--- RECORD EXTRACTS ---
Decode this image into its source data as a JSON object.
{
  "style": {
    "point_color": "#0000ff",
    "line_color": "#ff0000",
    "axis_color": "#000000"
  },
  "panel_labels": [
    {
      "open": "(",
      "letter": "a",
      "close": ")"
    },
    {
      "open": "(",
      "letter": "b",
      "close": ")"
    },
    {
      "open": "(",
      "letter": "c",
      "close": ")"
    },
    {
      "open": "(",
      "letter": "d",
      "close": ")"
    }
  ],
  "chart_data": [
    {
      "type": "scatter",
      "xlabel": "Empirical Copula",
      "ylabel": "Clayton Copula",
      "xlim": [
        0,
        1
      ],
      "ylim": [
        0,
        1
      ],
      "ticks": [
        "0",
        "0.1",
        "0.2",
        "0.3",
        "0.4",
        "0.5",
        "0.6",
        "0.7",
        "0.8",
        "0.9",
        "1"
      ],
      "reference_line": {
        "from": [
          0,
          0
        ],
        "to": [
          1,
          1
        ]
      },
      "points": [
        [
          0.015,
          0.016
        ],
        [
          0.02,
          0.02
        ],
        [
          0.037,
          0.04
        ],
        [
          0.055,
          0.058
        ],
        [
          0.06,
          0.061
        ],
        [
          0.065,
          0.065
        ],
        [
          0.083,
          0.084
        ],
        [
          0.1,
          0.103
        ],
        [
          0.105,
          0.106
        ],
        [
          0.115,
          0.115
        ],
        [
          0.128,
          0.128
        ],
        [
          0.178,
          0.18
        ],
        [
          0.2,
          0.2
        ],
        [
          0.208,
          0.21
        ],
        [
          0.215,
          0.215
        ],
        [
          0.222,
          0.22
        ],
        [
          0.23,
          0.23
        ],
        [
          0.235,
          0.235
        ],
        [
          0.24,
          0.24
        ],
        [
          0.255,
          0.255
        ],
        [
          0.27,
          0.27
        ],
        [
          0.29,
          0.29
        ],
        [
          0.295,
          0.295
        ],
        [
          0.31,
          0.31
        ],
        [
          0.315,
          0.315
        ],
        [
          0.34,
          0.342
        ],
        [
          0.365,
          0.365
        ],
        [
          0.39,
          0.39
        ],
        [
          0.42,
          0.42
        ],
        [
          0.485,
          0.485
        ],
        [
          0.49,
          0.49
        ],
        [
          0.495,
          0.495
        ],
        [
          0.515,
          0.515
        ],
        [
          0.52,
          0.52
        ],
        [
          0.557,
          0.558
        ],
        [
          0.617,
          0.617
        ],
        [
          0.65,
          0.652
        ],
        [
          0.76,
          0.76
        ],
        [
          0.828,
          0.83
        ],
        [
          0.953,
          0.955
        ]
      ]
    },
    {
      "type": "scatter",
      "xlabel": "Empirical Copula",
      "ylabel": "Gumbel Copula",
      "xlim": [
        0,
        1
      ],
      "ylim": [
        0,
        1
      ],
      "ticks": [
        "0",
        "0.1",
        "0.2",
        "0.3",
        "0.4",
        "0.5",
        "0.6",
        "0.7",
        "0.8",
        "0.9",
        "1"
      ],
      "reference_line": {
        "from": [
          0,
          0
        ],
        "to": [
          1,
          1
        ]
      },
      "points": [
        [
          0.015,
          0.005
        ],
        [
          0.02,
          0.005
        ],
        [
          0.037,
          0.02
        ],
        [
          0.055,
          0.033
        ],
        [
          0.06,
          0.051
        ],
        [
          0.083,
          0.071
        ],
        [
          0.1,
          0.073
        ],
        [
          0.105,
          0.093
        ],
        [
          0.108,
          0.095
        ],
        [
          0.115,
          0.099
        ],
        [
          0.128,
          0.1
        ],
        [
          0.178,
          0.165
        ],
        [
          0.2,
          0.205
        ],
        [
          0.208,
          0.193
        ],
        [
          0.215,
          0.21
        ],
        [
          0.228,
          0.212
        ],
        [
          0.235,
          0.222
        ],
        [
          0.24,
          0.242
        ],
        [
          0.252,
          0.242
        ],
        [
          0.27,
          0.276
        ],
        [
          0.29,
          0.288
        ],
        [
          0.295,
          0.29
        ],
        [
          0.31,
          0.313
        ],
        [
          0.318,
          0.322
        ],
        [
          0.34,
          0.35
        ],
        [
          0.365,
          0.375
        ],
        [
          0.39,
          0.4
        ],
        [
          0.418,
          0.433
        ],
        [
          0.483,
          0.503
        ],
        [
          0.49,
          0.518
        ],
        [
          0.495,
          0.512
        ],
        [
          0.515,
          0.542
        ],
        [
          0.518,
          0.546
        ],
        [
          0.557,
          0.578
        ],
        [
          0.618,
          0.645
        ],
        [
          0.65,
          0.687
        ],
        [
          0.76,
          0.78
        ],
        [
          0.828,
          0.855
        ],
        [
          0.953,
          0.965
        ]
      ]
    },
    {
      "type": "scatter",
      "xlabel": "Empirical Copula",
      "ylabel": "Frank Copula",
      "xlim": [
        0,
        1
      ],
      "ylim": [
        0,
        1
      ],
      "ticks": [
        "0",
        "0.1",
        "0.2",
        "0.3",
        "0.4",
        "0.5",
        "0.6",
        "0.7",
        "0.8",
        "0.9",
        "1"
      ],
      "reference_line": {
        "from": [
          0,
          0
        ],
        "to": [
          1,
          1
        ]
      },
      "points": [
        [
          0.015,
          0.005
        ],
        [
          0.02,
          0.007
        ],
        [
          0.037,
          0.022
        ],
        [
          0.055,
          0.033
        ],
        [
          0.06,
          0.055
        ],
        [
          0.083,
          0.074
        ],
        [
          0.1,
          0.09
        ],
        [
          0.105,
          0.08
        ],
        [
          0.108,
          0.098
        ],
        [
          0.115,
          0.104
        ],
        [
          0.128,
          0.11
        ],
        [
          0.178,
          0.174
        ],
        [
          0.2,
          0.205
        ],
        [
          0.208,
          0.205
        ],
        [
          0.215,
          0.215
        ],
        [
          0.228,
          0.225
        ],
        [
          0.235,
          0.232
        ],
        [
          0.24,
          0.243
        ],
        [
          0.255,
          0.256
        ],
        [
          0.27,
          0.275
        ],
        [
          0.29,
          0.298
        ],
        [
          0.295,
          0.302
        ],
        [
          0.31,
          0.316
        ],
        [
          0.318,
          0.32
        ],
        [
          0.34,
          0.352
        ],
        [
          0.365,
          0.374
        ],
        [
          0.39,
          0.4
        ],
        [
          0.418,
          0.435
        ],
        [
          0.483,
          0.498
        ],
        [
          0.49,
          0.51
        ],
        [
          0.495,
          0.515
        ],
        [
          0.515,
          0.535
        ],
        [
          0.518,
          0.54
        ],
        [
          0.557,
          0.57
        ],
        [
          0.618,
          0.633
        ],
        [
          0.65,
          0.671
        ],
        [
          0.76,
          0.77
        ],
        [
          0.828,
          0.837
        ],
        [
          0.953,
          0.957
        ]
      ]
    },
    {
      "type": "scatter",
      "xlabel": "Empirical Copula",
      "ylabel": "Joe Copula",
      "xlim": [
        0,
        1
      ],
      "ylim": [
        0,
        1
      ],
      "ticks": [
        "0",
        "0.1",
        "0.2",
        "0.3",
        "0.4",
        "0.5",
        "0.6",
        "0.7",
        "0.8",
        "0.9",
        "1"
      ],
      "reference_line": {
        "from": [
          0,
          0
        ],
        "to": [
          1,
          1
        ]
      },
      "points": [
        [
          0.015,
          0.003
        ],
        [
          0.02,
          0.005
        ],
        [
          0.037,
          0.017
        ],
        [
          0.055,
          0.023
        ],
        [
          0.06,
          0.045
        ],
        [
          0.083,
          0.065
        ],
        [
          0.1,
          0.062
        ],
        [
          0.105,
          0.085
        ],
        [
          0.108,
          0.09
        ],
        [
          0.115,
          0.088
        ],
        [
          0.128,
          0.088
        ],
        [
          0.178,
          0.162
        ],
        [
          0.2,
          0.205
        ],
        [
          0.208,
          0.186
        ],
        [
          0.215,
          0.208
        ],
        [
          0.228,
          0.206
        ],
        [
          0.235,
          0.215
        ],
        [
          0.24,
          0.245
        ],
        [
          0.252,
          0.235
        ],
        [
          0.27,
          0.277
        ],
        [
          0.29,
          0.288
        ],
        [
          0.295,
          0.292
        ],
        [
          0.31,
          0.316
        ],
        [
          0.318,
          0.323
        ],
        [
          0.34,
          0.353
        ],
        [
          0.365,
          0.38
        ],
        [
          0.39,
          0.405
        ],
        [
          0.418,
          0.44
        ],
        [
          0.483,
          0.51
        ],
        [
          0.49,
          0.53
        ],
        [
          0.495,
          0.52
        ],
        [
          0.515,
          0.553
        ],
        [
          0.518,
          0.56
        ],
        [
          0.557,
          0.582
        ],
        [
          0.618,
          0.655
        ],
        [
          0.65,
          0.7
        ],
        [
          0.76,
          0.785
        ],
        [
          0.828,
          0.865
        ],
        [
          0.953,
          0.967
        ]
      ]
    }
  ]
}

--- GIVEN REQUEST ---
Check each line above for the string "ylabel" and show the ones that have it.

--- CORRECT OUTPUT ---
      "ylabel": "Clayton Copula",
      "ylabel": "Gumbel Copula",
      "ylabel": "Frank Copula",
      "ylabel": "Joe Copula",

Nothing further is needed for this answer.